··· PROVIDED MATERIAL

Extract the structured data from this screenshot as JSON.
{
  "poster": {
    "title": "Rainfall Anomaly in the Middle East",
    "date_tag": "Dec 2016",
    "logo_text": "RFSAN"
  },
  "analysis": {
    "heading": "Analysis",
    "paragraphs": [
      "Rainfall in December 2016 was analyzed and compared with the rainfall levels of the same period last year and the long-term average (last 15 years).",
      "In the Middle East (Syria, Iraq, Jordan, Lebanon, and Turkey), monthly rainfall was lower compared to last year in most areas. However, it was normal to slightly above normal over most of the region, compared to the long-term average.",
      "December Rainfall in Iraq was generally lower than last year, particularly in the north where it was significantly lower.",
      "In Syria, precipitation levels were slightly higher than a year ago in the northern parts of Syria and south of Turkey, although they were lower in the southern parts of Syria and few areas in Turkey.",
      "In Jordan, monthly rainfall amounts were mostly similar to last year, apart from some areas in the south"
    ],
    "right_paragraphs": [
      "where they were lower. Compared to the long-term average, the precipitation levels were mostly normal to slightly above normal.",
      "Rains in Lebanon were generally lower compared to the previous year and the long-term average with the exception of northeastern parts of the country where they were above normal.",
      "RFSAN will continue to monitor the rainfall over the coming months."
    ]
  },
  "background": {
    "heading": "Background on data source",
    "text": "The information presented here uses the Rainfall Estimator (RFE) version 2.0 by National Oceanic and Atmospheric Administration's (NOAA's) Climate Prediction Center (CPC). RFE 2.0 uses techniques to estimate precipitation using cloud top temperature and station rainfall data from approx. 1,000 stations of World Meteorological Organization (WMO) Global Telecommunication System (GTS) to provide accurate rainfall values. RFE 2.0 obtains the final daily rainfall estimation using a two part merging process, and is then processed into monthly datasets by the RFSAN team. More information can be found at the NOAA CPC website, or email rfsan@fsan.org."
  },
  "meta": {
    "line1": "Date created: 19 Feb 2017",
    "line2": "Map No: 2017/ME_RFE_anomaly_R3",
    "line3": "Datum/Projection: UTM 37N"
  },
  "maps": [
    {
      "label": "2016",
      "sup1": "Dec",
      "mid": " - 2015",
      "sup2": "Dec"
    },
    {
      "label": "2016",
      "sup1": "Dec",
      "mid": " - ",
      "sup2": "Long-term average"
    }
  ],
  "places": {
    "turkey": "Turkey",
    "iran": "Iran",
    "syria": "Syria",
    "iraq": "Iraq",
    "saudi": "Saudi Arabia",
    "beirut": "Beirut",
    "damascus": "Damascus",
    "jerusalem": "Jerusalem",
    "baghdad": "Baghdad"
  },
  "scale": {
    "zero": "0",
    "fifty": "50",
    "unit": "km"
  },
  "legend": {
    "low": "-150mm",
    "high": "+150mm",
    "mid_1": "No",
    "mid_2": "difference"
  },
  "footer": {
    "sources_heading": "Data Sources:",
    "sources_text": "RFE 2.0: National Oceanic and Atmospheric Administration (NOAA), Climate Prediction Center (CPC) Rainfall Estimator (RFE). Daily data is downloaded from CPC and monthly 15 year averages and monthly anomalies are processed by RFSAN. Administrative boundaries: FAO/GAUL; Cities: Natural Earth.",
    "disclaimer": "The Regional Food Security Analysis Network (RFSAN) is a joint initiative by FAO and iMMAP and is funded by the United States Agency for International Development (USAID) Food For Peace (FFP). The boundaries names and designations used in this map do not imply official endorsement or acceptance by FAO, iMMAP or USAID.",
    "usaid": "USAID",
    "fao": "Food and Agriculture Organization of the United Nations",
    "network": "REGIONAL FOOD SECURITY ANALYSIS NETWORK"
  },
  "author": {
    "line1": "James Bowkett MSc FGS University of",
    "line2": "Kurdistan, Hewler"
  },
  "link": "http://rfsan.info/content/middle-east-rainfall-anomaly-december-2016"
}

······

| TASK BRIEF |
Gather up every line in the data above that contains the word "Administration", copying each one.

| RESULT |
    "text": "The information presented here uses the Rainfall Estimator (RFE) version 2.0 by National Oceanic and Atmospheric Administration's (NOAA's) Climate Prediction Center (CPC). RFE 2.0 uses techniques to estimate precipitation using cloud top temperature and station rainfall data from approx. 1,000 stations of World Meteorological Organization (WMO) Global Telecommunication System (GTS) to provide accurate rainfall values. RFE 2.0 obtains the final daily rainfall estimation using a two part merging process, and is then processed into monthly datasets by the RFSAN team. More information can be found at the NOAA CPC website, or email rfsan@fsan.org."
    "sources_text": "RFE 2.0: National Oceanic and Atmospheric Administration (NOAA), Climate Prediction Center (CPC) Rainfall Estimator (RFE). Daily data is downloaded from CPC and monthly 15 year averages and monthly anomalies are processed by RFSAN. Administrative boundaries: FAO/GAUL; Cities: Natural Earth.",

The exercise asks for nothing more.